DATASET EXTRACT:
-=-=-=-=-
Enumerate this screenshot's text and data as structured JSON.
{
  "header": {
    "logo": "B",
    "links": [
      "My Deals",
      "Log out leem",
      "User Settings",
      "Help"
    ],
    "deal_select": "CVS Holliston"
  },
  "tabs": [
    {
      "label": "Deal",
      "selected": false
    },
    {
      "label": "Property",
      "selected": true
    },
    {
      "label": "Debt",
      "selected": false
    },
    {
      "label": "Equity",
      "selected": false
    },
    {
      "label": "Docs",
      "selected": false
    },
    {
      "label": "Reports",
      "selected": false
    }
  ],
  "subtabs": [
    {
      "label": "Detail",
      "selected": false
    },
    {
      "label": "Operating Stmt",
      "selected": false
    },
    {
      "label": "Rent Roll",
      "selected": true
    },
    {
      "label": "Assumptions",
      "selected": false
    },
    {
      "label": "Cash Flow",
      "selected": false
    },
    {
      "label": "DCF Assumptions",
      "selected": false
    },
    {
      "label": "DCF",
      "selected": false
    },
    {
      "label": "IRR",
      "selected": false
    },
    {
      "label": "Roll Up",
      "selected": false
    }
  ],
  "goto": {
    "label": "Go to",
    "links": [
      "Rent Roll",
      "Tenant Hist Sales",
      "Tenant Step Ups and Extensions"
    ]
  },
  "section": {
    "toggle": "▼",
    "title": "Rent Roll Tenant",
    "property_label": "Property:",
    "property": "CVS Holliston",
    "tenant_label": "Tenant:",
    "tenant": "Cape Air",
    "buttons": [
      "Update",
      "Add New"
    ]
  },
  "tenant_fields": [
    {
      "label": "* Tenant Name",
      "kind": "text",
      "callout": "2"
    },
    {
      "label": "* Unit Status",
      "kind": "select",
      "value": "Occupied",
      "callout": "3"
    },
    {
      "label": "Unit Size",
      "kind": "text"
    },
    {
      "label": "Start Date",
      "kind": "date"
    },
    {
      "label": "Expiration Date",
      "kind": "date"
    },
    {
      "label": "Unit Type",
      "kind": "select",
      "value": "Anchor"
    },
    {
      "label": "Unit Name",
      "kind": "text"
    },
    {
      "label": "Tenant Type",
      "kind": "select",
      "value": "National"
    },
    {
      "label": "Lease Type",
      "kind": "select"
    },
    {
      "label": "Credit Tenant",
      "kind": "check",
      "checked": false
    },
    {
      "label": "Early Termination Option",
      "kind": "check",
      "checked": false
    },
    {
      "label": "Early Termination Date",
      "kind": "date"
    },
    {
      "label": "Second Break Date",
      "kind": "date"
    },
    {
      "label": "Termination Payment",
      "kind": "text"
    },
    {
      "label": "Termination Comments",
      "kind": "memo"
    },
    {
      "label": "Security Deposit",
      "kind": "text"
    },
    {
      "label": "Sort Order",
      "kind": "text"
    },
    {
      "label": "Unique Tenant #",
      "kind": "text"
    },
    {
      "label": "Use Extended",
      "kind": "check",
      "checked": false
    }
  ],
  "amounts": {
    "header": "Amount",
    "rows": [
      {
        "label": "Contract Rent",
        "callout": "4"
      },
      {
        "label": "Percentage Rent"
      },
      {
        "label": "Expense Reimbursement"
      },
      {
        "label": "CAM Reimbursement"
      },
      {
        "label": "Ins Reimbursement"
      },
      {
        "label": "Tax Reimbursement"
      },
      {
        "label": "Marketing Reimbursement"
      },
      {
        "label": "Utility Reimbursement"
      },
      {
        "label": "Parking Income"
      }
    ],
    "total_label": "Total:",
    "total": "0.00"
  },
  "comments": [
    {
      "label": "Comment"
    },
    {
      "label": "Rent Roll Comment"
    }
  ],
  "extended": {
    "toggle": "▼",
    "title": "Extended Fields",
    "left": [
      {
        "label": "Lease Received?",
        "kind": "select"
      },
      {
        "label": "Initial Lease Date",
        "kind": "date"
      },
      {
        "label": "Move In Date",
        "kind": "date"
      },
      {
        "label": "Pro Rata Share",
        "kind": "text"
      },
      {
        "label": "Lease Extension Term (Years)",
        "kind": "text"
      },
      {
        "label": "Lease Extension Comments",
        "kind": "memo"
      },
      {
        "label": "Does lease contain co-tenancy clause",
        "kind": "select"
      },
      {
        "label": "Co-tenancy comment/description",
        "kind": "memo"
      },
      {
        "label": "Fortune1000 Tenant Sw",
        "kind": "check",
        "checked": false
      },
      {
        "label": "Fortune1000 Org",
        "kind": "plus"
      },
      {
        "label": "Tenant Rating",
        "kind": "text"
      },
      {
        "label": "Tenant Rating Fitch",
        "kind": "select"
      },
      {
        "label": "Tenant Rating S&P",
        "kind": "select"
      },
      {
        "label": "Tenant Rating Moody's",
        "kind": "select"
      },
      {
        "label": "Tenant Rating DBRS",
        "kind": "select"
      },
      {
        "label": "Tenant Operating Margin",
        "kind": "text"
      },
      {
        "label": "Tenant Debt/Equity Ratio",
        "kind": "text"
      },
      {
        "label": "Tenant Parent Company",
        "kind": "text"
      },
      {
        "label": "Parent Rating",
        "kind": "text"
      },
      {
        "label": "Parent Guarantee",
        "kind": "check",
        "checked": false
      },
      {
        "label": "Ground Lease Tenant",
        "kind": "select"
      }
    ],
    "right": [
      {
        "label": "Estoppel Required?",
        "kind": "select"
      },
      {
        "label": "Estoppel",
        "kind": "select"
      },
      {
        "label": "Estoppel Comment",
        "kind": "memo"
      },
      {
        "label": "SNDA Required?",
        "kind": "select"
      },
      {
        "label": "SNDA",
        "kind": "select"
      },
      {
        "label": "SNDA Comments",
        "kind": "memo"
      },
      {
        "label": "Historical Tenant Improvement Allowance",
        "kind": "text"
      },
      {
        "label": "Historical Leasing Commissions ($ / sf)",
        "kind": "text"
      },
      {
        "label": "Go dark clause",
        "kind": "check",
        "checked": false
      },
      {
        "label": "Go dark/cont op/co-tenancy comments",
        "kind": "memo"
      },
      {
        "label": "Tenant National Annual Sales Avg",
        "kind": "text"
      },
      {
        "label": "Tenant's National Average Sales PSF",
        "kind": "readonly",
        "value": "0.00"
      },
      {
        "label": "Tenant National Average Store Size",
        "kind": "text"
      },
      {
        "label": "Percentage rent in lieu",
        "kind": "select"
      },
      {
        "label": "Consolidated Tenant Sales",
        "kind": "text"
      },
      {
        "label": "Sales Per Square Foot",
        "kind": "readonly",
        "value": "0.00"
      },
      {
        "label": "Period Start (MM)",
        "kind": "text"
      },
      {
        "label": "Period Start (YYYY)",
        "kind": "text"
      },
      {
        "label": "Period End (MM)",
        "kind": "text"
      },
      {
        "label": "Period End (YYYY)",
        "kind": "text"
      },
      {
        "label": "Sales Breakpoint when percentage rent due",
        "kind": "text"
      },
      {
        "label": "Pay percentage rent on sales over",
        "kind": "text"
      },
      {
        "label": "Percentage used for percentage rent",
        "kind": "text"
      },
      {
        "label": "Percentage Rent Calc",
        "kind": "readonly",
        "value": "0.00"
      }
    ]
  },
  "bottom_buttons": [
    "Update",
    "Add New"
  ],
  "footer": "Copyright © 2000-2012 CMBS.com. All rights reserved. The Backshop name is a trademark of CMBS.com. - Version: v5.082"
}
-=-=-=-=-
Search the data above for the string "Reimbursement" and copy each line that has it.

FULL RESPONSE:
        "label": "Expense Reimbursement"
        "label": "CAM Reimbursement"
        "label": "Ins Reimbursement"
        "label": "Tax Reimbursement"
        "label": "Marketing Reimbursement"
        "label": "Utility Reimbursement"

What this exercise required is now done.